### Written task
Copy each line below that includes "name".
-- start Material for the task --
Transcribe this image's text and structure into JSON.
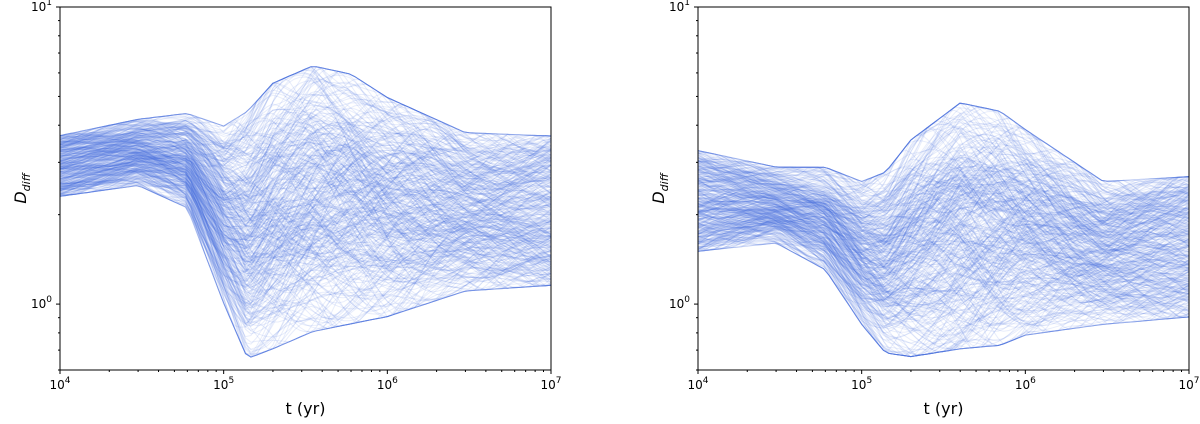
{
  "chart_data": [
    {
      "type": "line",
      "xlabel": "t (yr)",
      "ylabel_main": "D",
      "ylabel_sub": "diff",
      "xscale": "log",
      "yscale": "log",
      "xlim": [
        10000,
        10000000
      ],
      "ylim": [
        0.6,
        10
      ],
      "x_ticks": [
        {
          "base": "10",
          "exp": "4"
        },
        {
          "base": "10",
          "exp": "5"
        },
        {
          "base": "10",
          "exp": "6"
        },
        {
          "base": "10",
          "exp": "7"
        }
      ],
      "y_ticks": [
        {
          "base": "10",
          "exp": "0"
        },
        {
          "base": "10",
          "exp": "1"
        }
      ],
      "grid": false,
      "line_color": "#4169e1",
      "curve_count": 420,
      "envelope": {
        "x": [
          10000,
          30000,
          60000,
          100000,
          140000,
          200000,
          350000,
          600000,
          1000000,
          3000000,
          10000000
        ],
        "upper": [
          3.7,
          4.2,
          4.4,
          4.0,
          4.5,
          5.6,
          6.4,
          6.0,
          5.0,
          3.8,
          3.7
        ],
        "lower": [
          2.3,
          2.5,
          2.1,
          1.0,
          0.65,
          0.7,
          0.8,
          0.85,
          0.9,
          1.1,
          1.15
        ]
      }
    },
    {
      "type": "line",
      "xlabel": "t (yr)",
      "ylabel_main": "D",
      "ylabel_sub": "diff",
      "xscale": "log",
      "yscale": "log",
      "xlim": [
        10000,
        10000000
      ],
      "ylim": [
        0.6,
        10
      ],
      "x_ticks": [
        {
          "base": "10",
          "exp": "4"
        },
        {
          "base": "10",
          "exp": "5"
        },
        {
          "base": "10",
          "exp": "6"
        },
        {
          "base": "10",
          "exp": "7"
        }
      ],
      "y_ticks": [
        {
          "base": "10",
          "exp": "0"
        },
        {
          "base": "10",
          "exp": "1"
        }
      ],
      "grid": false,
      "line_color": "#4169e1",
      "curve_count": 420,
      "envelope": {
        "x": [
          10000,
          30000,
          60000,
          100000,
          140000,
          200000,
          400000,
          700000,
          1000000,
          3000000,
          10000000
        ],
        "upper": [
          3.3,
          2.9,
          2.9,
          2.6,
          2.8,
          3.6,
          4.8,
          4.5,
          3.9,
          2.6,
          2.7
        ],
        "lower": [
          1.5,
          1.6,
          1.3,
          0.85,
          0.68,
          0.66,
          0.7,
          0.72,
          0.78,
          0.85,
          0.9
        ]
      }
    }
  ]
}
-- end Material for the task --
-- start Material for the task --
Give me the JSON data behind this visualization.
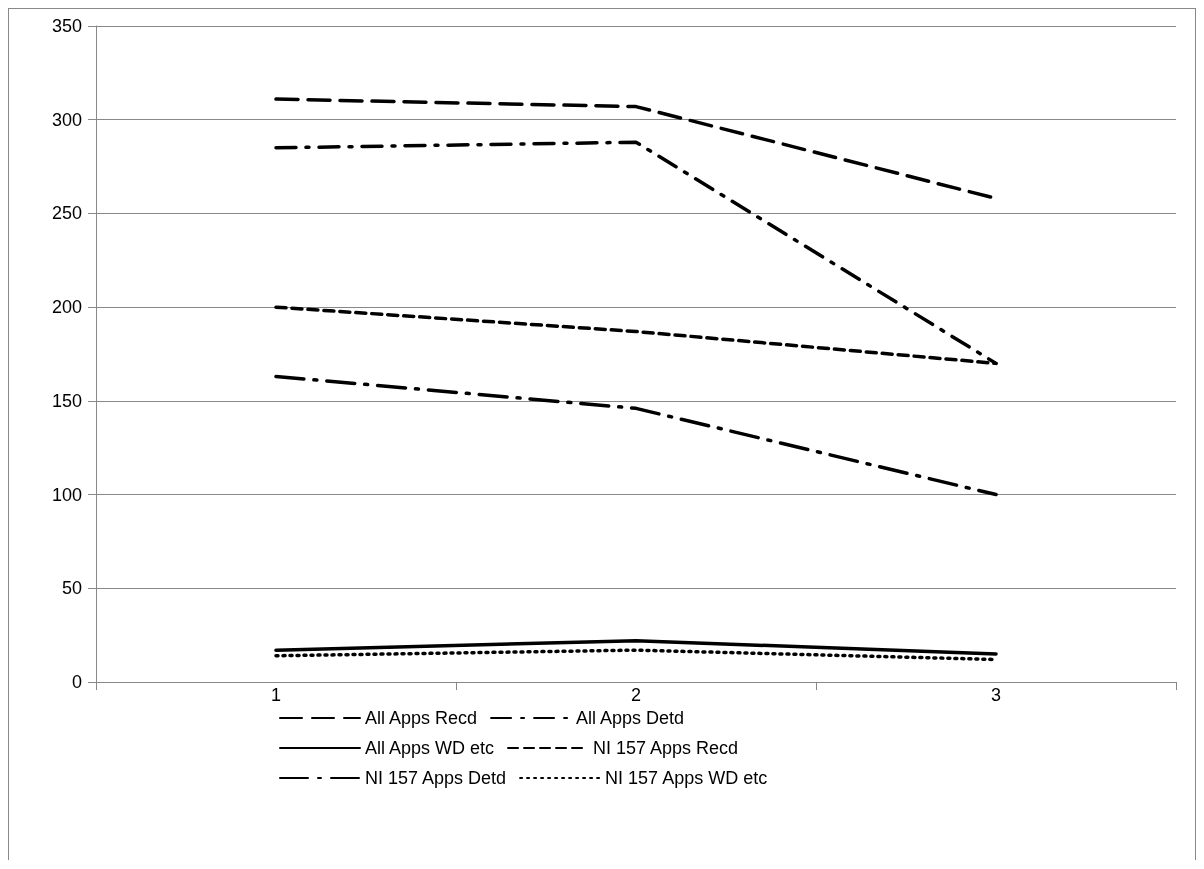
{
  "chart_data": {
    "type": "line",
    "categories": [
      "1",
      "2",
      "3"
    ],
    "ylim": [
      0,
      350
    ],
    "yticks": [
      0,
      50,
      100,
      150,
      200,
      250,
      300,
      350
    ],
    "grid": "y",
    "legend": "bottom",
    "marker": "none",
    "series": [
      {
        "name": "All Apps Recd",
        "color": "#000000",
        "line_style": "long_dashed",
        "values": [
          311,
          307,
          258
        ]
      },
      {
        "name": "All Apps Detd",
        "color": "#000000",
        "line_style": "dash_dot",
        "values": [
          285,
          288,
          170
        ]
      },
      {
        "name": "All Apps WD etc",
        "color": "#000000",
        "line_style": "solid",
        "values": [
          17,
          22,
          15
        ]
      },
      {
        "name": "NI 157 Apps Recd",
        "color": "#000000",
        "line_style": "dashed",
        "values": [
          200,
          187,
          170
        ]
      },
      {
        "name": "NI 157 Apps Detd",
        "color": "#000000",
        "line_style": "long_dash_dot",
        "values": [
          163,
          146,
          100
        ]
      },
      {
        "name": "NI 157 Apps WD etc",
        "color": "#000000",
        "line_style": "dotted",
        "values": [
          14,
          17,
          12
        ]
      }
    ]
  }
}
-- end Material for the task --
### Exercise result
        "name": "All Apps Recd",
        "name": "All Apps Detd",
        "name": "All Apps WD etc",
        "name": "NI 157 Apps Recd",
        "name": "NI 157 Apps Detd",
        "name": "NI 157 Apps WD etc",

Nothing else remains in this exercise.